◆ Provided material ◆
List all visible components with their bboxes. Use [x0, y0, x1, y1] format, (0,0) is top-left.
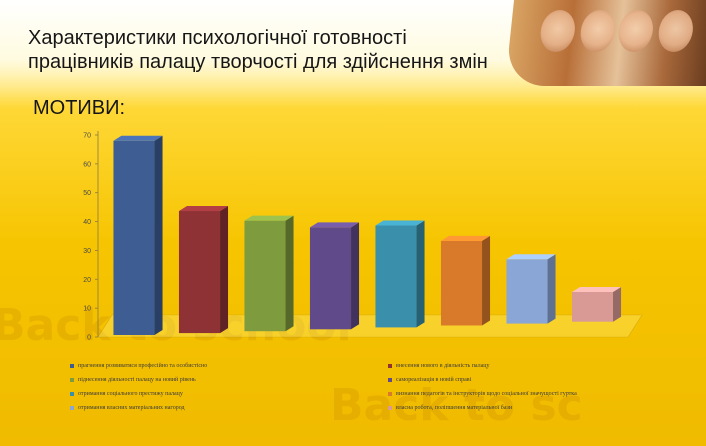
legend-item: визнання педагогів та інструкторів щодо …	[388, 391, 577, 397]
y-tick-label: 40	[83, 219, 91, 226]
bar-front	[178, 211, 221, 334]
legend-item: власна робота, поліпшення матеріальної б…	[388, 405, 512, 411]
slide-title-line-1: Характеристики психологічної готовності	[28, 27, 407, 49]
bar-side	[220, 206, 229, 334]
y-tick-label: 70	[83, 133, 91, 140]
legend-label: самореалізація в новій справі	[396, 377, 472, 383]
legend-item: отримання соціального престижу палацу	[70, 391, 183, 397]
bar-side	[154, 135, 163, 335]
legend-label: визнання педагогів та інструкторів щодо …	[396, 391, 577, 397]
legend-item: прагнення розвиватися професійно та особ…	[70, 363, 207, 369]
chart-legend: прагнення розвиватися професійно та особ…	[70, 363, 690, 433]
bar-front	[440, 240, 483, 326]
bar-side	[285, 215, 294, 332]
legend-label: прагнення розвиватися професійно та особ…	[78, 363, 208, 369]
background-watermark: Back to sc	[330, 380, 583, 431]
y-tick-label: 20	[83, 277, 91, 284]
slide-title-line-2: працівників палацу творчості для здійсне…	[28, 51, 488, 73]
y-tick-label: 60	[83, 161, 91, 168]
y-tick-label: 0	[87, 335, 91, 342]
legend-swatch	[388, 378, 392, 382]
bar-top	[244, 215, 294, 221]
bar-top	[506, 254, 556, 260]
y-tick-label: 30	[83, 248, 91, 255]
bar-front	[113, 140, 155, 335]
bar-front	[244, 220, 286, 332]
y-tick-label: 50	[83, 190, 91, 197]
section-heading: МОТИВИ:	[33, 97, 126, 119]
legend-swatch	[70, 392, 74, 396]
bar-front	[309, 227, 352, 330]
legend-swatch	[388, 392, 392, 396]
legend-label: отримання власних матеріальних нагород	[78, 405, 185, 411]
legend-item: самореалізація в новій справі	[388, 377, 471, 383]
bar-top	[113, 135, 163, 141]
legend-item: піднесення діяльності палацу на новий рі…	[70, 377, 196, 383]
legend-swatch	[70, 378, 74, 382]
legend-label: внесення нового в діяльність палацу	[396, 363, 490, 369]
bar-front	[571, 291, 614, 322]
legend-swatch	[70, 364, 74, 368]
bar-top	[375, 220, 425, 226]
bar-top	[571, 286, 622, 292]
bar-side	[351, 222, 360, 330]
slide-title: Характеристики психологічної готовності …	[28, 26, 588, 74]
bar-top	[309, 222, 360, 228]
legend-label: власна робота, поліпшення матеріальної б…	[396, 405, 513, 411]
bar-side	[416, 220, 425, 328]
legend-label: піднесення діяльності палацу на новий рі…	[78, 377, 196, 383]
y-tick-label: 10	[83, 306, 91, 313]
bar-front	[506, 259, 548, 324]
legend-swatch	[388, 406, 392, 410]
legend-swatch	[388, 364, 392, 368]
bar-side	[547, 254, 556, 324]
legend-swatch	[70, 406, 74, 410]
bar-side	[613, 286, 622, 322]
bar-top	[440, 235, 491, 241]
bar-top	[178, 206, 229, 212]
legend-item: внесення нового в діяльність палацу	[388, 363, 490, 369]
bar-front	[375, 225, 417, 328]
chart-floor	[97, 314, 643, 338]
legend-item: отримання власних матеріальних нагород	[70, 405, 185, 411]
bar-side	[482, 235, 491, 326]
legend-label: отримання соціального престижу палацу	[78, 391, 183, 397]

◆ What is being asked ◆
Set out the lines from the one containing "legend-item: визнання педагогів" through the one containing "277, 91, 284]" as a Markdown table with columns Row and Line. Number each row and leave out any blank lines.

◆ Answer in full ◆
| Row | Line |
|---|---|
| 1 | legend-item: визнання педагогів та інструкторів щодо …	[388, 391, 577, 397] |
| 2 | y-tick-label: 40	[83, 219, 91, 226] |
| 3 | bar-front	[178, 211, 221, 334] |
| 4 | legend-item: власна робота, поліпшення матеріальної б…	[388, 405, 512, 411] |
| 5 | slide-title-line-1: Характеристики психологічної готовності	[28, 27, 407, 49] |
| 6 | bar-side	[220, 206, 229, 334] |
| 7 | y-tick-label: 70	[83, 133, 91, 140] |
| 8 | legend-label: самореалізація в новій справі	[396, 377, 472, 383] |
| 9 | legend-item: отримання соціального престижу палацу	[70, 391, 183, 397] |
| 10 | bar-side	[154, 135, 163, 335] |
| 11 | legend-label: визнання педагогів та інструкторів щодо …	[396, 391, 577, 397] |
| 12 | legend-item: прагнення розвиватися професійно та особ…	[70, 363, 207, 369] |
| 13 | chart-legend: прагнення розвиватися професійно та особ…	[70, 363, 690, 433] |
| 14 | bar-front	[440, 240, 483, 326] |
| 15 | bar-side	[285, 215, 294, 332] |
| 16 | legend-label: прагнення розвиватися професійно та особ…	[78, 363, 208, 369] |
| 17 | background-watermark: Back to sc	[330, 380, 583, 431] |
| 18 | y-tick-label: 20	[83, 277, 91, 284] |